Constellation has helped to validate and secure 17 years’ worth of internet crawl data spanning almost nine petabytes through Metagraph, an innovative application-specific blockchain network. This enables Common Crawl to provide a fully immutable copy of the last 17 years of internet history, addressing concerns about data provenance, privacy and ethical sourcing – which are all hallmarks of DeepSeek’s model, suggesting it relied on this dataset.
By using blockchain, Constellation provides cryptographic security that ensures the integrity of the Common Crawl data throughout the entire AI lifecycle, while providing a more ethical AI framework around data collection and citation.
Computational Efficiency
Another of DeepSeek’s innovations is the use of model distillation, which is a process that involves transferring the knowledge of massive models with billions of parameters to more lightweight and efficient models.
The result is distilled models that are capable of almost matching the performance of their larger counterparts, while substantially reducing the computational resources needed to generate those results.
As an example, distilled models can be applied to specific tasks like mathematical problem solving and coding, leveraging the knowledge of much larger models but without any of the bloat that hogs computational resources. It’s essentially a balancing act that involves striking an equilibrium between efficiency and power.
DeepSeek’s paper also describes how it emphasized stability and iterative refinement during the training process. By combining GRPO with self-evaluation mechanisms, the model can consistently produce accurate and reliable outputs by assessing its own responses, identifying any mistakes or inaccuracies, and refining its outputs based on what it learns.
This iterative improvement process is especially useful for complex tasks where precision is of paramount importance, such as in engineering, advanced analytics, and scientific research.
DeepSeek’s “Aha Moment”
In its paper, DeepSeek explained how it used reinforcement learning to incentivize its model to think independently by rewarding it for generating correct answers and showing the logical process it used to come up with those answers.

RECORDED INFORMATION -

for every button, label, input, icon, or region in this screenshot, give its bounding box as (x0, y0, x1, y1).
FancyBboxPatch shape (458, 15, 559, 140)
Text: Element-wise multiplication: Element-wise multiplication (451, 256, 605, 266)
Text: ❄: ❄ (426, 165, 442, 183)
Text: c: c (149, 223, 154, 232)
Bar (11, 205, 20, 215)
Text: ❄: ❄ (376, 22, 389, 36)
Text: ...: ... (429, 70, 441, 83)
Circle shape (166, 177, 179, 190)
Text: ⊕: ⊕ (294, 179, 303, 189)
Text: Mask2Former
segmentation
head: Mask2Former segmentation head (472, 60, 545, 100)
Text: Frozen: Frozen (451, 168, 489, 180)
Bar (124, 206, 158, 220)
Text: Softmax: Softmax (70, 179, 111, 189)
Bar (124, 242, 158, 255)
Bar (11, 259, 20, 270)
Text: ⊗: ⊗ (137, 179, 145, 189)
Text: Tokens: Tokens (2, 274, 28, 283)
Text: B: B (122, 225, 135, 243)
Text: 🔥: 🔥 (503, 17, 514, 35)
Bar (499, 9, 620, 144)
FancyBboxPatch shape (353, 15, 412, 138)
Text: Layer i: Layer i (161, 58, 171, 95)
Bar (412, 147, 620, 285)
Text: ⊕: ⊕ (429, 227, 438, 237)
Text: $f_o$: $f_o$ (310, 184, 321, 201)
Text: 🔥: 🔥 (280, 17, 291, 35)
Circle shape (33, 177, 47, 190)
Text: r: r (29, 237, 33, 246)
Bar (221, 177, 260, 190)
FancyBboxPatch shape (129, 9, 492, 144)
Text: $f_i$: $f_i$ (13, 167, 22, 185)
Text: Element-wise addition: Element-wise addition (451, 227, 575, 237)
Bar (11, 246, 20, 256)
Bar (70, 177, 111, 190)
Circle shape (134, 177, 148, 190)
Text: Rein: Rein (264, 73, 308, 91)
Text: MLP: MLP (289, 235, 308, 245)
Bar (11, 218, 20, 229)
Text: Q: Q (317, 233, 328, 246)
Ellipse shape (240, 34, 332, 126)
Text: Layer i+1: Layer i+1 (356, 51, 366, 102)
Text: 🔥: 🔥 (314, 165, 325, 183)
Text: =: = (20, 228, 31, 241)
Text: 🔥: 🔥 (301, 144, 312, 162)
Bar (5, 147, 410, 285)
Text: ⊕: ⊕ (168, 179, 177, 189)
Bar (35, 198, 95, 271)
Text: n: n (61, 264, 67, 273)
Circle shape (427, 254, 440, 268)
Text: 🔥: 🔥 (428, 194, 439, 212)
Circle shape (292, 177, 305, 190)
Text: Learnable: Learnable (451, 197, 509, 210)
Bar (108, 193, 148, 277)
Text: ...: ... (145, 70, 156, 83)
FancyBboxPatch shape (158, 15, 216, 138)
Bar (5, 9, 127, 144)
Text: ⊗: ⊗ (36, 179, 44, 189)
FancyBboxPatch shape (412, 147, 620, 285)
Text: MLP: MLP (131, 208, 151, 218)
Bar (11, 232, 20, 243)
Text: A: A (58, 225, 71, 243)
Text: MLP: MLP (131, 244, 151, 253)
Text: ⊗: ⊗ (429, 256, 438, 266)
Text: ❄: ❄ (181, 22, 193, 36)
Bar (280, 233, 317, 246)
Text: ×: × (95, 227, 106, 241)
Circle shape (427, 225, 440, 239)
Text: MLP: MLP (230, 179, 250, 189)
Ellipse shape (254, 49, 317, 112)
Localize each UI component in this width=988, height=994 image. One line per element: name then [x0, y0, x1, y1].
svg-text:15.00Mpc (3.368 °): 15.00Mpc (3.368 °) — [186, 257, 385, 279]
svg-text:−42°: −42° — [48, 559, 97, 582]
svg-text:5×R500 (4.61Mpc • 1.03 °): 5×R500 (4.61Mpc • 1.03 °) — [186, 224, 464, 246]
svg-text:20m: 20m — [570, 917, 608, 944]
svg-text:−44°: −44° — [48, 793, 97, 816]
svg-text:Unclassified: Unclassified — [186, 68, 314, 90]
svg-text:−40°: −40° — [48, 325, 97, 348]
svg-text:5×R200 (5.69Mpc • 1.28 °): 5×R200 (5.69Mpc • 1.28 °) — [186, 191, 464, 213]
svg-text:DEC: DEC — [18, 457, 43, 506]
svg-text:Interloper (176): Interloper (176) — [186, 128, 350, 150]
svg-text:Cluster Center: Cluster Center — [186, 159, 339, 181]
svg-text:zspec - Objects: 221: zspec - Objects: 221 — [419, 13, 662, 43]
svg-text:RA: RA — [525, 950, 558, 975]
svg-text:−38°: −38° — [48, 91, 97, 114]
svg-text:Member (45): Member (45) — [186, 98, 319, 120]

WORK INSTRUCTION A - List the fields the DeepSeek passage gives as examples of complex tasks where precision is of paramount importance.
WORK INSTRUCTION B - Print the part of the DeepSeek passage between "By using blockchain, Constellation" and "and efficient models.", inclusive.
WORK INSTRUCTION C - Write what comes next in the DeepSeek passage, picking up after its final sentence.
The rows are separate material and have no connection to the DeepSeek passage.

EXERCISE ANSWER A - engineering, advanced analytics, scientific research

EXERCISE ANSWER B -
By using blockchain, Constellation provides cryptographic security that ensures the integrity of the Common Crawl data throughout the entire AI lifecycle, while providing a more ethical AI framework around data collection and citation.
Computational Efficiency
Another of DeepSeek’s innovations is the use of model distillation, which is a process that involves transferring the knowledge of massive models with billions of parameters to more lightweight and efficient models.

EXERCISE ANSWER C -
It was thanks to this approach that DeepSeek was able to see how DeepSeek-R1 evolved by itself, devoting more processing time to increasingly challenging problems. This, the researchers say, demonstrates the model’s ability to prioritize tasks based on how difficult they are.
They termed it an “aha moment”, as a key milestone in which DeepSeek-R1 utilized reinforcement learning to create its own advanced reasoning processes, without the need for traditional SFT techniques.
A Blueprint For More Efficient AI
Perhaps the biggest advantage of DeepSeek-R1 is that, besides outperforming leading models like o1 and Llama 3, it’s also able to showcase its entire chain-of-thought. In other words, it provides transparency into how it came to its answers or conclusions. This is a key capability, and one that can be especially useful considering that other models don’t do this, or will only do it under certain circumstances.
For instance, OpenAI masks its models’ chain-of-thought in order to protect its development secrets, while Llama 3 will only reveal its thought processes through some aggressive prompting. This transparency enables developers to quickly identify and fix any errors in the model’s output, enabling its accuracy to be improved over time.
Conclusion:
The incredible performance of DeepSeek-R1 and the key innovations used in its development suggest a path towards more efficient AI models that can reduce the overall resource requirements without affecting performance.
In this way, DeepSeek has given us a blueprint for the development of powerful AI tools for developers and researchers who can only access limited computational resources, paving the way for more rapid innovation.